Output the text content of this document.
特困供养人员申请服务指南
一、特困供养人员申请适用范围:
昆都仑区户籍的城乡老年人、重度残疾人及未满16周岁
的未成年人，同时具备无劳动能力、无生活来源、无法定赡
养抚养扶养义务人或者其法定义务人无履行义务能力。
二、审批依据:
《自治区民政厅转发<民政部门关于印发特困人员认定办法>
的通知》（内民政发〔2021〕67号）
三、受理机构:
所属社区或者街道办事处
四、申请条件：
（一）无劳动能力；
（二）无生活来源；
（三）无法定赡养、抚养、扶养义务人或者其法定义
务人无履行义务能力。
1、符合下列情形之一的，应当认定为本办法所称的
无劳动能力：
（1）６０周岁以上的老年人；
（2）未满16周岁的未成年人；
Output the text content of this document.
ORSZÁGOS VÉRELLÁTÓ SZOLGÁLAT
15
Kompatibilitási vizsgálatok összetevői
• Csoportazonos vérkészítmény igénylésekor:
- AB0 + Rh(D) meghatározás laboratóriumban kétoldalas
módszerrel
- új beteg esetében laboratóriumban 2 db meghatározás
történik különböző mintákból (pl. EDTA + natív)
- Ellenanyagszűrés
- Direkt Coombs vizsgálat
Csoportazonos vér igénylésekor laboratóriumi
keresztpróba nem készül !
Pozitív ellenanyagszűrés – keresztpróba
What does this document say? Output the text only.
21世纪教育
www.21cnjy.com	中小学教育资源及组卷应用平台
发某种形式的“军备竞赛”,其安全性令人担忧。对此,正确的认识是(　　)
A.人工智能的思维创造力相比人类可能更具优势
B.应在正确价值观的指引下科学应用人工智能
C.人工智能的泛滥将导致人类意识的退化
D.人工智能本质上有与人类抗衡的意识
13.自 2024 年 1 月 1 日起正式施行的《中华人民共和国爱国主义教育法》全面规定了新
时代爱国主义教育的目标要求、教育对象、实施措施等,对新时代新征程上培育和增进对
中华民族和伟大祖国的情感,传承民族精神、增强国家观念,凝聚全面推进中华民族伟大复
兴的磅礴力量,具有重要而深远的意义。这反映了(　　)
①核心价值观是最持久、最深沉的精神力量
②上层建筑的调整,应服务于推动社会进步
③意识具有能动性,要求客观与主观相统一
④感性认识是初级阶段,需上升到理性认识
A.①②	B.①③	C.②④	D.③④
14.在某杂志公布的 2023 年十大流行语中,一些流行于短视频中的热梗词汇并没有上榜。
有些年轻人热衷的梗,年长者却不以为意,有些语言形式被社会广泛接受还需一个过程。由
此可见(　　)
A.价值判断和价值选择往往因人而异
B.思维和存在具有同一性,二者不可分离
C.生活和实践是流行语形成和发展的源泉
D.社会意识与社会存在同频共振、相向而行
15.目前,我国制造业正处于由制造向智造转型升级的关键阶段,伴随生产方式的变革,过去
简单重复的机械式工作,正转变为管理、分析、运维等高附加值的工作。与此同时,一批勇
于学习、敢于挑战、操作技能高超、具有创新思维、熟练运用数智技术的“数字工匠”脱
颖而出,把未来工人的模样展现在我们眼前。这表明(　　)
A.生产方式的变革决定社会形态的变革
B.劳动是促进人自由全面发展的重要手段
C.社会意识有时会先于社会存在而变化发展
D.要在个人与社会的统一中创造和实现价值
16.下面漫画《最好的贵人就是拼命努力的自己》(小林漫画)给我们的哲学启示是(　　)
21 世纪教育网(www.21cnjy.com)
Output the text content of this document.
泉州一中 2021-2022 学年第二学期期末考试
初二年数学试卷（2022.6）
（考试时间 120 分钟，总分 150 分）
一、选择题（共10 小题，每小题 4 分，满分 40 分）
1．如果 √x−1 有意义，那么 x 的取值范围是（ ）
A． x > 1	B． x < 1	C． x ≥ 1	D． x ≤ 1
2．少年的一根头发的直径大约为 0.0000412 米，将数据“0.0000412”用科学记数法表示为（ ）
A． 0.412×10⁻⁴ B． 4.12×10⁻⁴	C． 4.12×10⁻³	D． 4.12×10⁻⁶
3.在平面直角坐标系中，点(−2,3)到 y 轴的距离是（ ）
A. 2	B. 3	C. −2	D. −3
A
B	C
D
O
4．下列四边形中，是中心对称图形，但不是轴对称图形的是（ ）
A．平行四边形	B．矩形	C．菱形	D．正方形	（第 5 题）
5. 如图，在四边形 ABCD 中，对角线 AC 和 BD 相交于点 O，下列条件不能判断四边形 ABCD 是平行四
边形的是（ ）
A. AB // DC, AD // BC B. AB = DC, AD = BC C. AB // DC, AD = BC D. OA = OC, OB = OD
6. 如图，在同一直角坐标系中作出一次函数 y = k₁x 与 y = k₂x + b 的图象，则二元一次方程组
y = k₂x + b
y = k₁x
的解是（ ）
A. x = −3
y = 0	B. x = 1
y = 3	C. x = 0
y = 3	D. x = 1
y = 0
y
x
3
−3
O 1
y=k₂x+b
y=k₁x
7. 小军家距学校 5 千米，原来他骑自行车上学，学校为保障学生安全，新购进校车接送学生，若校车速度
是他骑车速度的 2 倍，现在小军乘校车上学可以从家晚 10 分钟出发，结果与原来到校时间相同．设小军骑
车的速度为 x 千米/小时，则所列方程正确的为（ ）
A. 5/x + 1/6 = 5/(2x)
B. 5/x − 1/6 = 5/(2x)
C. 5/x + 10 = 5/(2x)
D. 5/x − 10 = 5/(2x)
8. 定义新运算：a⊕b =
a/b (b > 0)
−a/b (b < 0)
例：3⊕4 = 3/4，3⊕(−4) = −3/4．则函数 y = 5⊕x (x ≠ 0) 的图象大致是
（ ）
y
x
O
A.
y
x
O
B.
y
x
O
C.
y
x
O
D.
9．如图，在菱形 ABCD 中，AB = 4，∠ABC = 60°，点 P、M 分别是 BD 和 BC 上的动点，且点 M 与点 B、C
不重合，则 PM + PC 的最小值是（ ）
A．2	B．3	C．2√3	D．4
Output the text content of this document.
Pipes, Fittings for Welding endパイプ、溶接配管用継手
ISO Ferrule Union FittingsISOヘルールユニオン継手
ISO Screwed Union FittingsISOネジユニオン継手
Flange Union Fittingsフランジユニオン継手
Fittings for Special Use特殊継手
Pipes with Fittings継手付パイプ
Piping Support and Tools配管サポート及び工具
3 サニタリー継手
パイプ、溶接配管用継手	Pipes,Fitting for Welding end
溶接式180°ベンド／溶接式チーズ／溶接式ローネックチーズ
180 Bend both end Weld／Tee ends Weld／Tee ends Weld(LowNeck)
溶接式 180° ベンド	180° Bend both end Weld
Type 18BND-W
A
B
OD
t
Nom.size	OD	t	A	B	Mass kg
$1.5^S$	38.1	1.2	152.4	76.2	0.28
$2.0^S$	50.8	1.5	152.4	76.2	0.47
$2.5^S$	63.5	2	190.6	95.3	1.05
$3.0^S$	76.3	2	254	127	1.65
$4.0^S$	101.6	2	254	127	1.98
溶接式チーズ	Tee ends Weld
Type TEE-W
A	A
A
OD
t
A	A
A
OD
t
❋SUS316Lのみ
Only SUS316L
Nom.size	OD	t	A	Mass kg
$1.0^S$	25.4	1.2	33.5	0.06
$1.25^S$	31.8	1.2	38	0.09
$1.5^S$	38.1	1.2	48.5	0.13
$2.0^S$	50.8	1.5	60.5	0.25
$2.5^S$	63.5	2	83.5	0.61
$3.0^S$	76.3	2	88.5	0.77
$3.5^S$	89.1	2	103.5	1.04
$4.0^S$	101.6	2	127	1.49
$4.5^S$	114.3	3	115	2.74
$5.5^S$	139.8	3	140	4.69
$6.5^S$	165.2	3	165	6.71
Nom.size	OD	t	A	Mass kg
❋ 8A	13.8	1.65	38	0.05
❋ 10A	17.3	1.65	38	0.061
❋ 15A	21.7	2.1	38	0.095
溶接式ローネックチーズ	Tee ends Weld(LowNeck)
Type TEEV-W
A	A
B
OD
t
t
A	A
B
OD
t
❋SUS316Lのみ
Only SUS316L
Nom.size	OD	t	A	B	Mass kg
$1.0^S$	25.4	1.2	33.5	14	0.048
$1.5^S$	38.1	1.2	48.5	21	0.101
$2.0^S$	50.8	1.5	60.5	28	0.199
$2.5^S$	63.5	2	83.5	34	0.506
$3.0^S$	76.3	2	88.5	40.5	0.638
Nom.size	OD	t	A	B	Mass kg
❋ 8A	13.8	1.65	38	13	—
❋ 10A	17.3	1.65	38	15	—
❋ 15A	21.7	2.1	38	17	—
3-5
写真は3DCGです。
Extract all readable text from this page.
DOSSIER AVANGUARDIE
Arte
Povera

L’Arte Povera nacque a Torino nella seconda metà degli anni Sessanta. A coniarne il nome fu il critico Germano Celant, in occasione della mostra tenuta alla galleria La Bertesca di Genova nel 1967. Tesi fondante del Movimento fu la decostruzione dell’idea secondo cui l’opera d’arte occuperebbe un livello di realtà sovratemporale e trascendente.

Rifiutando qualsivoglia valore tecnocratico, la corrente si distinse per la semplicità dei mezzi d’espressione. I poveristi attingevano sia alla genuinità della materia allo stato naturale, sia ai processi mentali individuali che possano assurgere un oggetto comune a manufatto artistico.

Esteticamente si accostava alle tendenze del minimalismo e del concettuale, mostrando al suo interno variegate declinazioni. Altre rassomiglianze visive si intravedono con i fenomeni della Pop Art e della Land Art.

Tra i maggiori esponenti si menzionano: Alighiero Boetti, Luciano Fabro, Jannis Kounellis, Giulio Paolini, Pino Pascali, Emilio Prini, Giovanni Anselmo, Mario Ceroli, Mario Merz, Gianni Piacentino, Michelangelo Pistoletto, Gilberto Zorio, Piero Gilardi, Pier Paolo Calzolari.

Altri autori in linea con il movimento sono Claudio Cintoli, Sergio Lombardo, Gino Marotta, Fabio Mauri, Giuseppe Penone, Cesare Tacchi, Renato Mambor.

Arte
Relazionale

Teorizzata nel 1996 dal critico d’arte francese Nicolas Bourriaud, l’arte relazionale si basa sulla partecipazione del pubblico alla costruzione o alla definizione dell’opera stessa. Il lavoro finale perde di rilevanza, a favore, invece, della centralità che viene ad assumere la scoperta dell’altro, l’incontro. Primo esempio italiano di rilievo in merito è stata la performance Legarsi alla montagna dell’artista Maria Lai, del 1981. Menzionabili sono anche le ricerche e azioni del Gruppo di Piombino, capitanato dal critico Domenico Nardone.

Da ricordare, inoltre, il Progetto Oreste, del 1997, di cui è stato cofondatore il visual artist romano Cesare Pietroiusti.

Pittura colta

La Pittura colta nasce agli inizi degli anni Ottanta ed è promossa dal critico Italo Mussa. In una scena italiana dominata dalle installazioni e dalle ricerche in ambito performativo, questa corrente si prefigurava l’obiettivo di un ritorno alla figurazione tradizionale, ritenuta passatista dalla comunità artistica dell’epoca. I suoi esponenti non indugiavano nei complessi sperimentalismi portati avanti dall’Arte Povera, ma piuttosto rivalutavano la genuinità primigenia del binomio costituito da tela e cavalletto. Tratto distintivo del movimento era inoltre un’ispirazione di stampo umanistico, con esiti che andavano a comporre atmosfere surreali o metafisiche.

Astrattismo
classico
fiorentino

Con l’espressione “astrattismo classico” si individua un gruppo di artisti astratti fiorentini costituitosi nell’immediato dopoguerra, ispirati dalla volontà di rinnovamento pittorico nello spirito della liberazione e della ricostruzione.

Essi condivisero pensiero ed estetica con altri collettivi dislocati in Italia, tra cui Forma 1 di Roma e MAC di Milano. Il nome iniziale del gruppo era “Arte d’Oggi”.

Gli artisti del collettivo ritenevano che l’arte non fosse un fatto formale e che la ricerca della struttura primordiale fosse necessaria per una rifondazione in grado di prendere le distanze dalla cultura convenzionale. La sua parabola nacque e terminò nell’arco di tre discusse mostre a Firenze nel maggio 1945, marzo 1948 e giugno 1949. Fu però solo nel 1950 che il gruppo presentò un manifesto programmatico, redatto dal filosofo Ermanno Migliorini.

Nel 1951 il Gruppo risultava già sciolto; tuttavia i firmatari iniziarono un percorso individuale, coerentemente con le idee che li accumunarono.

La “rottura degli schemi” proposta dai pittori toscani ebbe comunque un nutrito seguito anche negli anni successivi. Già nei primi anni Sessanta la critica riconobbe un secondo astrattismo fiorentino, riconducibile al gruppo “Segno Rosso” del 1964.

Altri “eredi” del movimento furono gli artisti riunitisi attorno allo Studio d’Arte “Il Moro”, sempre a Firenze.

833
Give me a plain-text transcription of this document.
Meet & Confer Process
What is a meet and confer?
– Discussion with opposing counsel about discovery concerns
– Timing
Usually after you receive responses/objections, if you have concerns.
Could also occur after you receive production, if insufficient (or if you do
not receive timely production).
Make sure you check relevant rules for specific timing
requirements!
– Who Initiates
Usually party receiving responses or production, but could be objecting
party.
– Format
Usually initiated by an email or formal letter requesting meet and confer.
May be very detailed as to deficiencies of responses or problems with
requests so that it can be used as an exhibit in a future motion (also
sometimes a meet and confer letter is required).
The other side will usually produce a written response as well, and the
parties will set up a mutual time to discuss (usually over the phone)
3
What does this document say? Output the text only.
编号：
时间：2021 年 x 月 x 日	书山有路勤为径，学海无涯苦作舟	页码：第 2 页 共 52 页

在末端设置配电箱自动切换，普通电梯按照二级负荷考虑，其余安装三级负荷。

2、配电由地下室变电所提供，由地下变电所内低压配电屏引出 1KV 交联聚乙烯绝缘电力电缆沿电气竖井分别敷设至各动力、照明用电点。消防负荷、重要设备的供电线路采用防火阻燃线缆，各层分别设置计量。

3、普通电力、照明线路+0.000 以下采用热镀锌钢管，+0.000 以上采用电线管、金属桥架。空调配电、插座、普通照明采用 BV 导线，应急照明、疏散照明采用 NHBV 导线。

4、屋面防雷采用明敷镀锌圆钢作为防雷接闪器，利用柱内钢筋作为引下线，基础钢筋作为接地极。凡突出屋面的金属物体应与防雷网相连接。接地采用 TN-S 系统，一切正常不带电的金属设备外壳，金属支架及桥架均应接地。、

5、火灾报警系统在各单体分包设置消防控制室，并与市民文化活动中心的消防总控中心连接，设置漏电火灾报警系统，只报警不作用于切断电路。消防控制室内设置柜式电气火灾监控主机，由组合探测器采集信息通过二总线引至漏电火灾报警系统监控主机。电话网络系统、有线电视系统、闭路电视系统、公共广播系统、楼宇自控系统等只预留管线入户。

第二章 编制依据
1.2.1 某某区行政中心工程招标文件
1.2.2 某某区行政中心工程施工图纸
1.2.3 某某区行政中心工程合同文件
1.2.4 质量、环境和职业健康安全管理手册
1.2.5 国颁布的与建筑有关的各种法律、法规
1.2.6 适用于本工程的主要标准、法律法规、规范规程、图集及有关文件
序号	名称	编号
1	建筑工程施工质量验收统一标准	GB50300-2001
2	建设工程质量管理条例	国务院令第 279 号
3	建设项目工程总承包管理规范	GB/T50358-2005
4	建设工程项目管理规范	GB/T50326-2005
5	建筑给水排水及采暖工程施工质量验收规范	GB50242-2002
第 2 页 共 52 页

============

WHAT THIS TASK INVOLVES
Give only the number of lines in the material above where the string "receive" appears.

ANSWER FOR THIS EXERCISE
3